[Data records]
** Begin **

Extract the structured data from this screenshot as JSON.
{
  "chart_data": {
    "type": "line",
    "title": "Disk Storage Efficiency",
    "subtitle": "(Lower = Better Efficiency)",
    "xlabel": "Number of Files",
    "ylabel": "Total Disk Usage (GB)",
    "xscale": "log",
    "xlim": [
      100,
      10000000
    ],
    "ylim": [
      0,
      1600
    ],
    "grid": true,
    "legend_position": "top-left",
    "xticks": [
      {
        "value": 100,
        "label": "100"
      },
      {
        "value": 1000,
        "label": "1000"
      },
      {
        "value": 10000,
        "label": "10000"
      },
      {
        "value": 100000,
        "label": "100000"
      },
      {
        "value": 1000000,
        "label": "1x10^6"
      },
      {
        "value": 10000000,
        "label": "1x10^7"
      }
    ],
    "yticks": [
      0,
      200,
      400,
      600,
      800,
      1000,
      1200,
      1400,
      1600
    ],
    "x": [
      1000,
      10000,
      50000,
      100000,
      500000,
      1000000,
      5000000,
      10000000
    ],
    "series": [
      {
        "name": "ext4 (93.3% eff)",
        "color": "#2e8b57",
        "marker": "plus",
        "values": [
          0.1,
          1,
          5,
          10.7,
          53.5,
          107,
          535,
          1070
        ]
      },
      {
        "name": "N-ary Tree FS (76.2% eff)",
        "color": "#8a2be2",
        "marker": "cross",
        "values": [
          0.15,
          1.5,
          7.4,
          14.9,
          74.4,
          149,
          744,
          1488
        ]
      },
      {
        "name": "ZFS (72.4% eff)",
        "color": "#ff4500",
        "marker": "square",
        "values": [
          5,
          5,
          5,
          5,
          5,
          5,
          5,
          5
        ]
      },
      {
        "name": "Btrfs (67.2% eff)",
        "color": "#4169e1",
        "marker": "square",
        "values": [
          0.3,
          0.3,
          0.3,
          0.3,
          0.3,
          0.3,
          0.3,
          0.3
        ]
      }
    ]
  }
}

** End **

**Set task:** Restate every record exactly, leaving nothing out.

**Output:**
Extract the structured data from this screenshot as JSON.
{
  "chart_data": {
    "type": "line",
    "title": "Disk Storage Efficiency",
    "subtitle": "(Lower = Better Efficiency)",
    "xlabel": "Number of Files",
    "ylabel": "Total Disk Usage (GB)",
    "xscale": "log",
    "xlim": [
      100,
      10000000
    ],
    "ylim": [
      0,
      1600
    ],
    "grid": true,
    "legend_position": "top-left",
    "xticks": [
      {
        "value": 100,
        "label": "100"
      },
      {
        "value": 1000,
        "label": "1000"
      },
      {
        "value": 10000,
        "label": "10000"
      },
      {
        "value": 100000,
        "label": "100000"
      },
      {
        "value": 1000000,
        "label": "1x10^6"
      },
      {
        "value": 10000000,
        "label": "1x10^7"
      }
    ],
    "yticks": [
      0,
      200,
      400,
      600,
      800,
      1000,
      1200,
      1400,
      1600
    ],
    "x": [
      1000,
      10000,
      50000,
      100000,
      500000,
      1000000,
      5000000,
      10000000
    ],
    "series": [
      {
        "name": "ext4 (93.3% eff)",
        "color": "#2e8b57",
        "marker": "plus",
        "values": [
          0.1,
          1,
          5,
          10.7,
          53.5,
          107,
          535,
          1070
        ]
      },
      {
        "name": "N-ary Tree FS (76.2% eff)",
        "color": "#8a2be2",
        "marker": "cross",
        "values": [
          0.15,
          1.5,
          7.4,
          14.9,
          74.4,
          149,
          744,
          1488
        ]
      },
      {
        "name": "ZFS (72.4% eff)",
        "color": "#ff4500",
        "marker": "square",
        "values": [
          5,
          5,
          5,
          5,
          5,
          5,
          5,
          5
        ]
      },
      {
        "name": "Btrfs (67.2% eff)",
        "color": "#4169e1",
        "marker": "square",
        "values": [
          0.3,
          0.3,
          0.3,
          0.3,
          0.3,
          0.3,
          0.3,
          0.3
        ]
      }
    ]
  }
}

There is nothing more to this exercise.